* START Raw data *
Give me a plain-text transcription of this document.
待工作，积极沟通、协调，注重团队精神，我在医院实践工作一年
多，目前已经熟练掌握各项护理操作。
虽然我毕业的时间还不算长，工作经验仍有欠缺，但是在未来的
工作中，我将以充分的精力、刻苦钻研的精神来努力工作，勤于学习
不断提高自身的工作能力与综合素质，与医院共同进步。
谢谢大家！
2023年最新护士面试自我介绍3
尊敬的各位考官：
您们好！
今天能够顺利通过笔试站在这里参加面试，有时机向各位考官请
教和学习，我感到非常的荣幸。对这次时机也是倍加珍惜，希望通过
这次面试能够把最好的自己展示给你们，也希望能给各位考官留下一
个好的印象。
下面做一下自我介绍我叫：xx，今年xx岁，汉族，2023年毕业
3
* END Raw data *
• **Objective**
Copy all of the data. Keep every word exactly as it is.

• **Response below**
Give me a plain-text transcription of this document.
待工作，积极沟通、协调，注重团队精神，我在医院实践工作一年
多，目前已经熟练掌握各项护理操作。
虽然我毕业的时间还不算长，工作经验仍有欠缺，但是在未来的
工作中，我将以充分的精力、刻苦钻研的精神来努力工作，勤于学习
不断提高自身的工作能力与综合素质，与医院共同进步。
谢谢大家！
2023年最新护士面试自我介绍3
尊敬的各位考官：
您们好！
今天能够顺利通过笔试站在这里参加面试，有时机向各位考官请
教和学习，我感到非常的荣幸。对这次时机也是倍加珍惜，希望通过
这次面试能够把最好的自己展示给你们，也希望能给各位考官留下一
个好的印象。
下面做一下自我介绍我叫：xx，今年xx岁，汉族，2023年毕业
3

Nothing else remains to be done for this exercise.